[START INPUT FOR THIS TASK]

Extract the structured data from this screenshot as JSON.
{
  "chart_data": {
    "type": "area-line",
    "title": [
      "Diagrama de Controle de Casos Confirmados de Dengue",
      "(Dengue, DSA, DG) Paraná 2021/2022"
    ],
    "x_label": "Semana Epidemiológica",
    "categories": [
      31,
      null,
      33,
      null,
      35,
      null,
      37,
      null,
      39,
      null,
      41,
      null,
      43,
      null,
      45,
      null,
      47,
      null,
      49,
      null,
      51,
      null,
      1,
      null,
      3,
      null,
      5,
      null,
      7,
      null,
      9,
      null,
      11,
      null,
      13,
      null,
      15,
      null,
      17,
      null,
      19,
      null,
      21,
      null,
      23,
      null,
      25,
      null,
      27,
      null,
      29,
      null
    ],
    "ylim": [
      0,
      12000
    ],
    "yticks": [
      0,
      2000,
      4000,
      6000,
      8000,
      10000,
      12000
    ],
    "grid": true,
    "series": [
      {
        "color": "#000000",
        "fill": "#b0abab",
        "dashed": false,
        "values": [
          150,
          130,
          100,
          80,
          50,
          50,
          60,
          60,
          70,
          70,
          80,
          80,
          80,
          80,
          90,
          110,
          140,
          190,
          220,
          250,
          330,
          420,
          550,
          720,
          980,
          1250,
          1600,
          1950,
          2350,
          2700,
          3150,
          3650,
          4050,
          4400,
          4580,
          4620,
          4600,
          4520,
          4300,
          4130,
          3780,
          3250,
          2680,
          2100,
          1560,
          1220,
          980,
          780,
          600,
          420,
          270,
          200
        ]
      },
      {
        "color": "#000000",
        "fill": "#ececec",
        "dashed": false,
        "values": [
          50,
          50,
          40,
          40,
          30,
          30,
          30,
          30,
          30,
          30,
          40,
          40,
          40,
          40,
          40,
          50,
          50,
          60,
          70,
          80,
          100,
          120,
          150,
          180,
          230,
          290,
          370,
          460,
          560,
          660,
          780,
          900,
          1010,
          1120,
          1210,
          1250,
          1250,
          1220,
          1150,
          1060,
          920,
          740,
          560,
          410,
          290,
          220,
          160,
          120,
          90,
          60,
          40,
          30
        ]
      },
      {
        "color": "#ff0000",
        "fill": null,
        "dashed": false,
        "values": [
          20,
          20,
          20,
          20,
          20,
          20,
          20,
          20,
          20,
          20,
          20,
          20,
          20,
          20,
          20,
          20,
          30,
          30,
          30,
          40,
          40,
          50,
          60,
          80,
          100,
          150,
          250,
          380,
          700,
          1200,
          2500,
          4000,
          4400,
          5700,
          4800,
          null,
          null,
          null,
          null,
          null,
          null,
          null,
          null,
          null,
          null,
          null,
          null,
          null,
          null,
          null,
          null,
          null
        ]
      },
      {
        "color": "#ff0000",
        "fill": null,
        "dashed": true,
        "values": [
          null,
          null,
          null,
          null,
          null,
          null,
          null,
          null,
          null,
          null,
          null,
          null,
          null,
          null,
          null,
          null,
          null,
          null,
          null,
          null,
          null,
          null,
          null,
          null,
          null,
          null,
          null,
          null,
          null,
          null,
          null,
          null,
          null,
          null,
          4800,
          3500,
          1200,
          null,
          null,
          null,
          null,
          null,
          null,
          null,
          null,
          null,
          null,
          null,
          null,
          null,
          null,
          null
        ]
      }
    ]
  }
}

[END INPUT FOR THIS TASK]

» **TASK TO COMPLETE**
Show all lines from the listing above in which "fill" appears.

» **COMPLETED EXERCISE**
        "fill": "#b0abab",
        "fill": "#ececec",
        "fill": null,
        "fill": null,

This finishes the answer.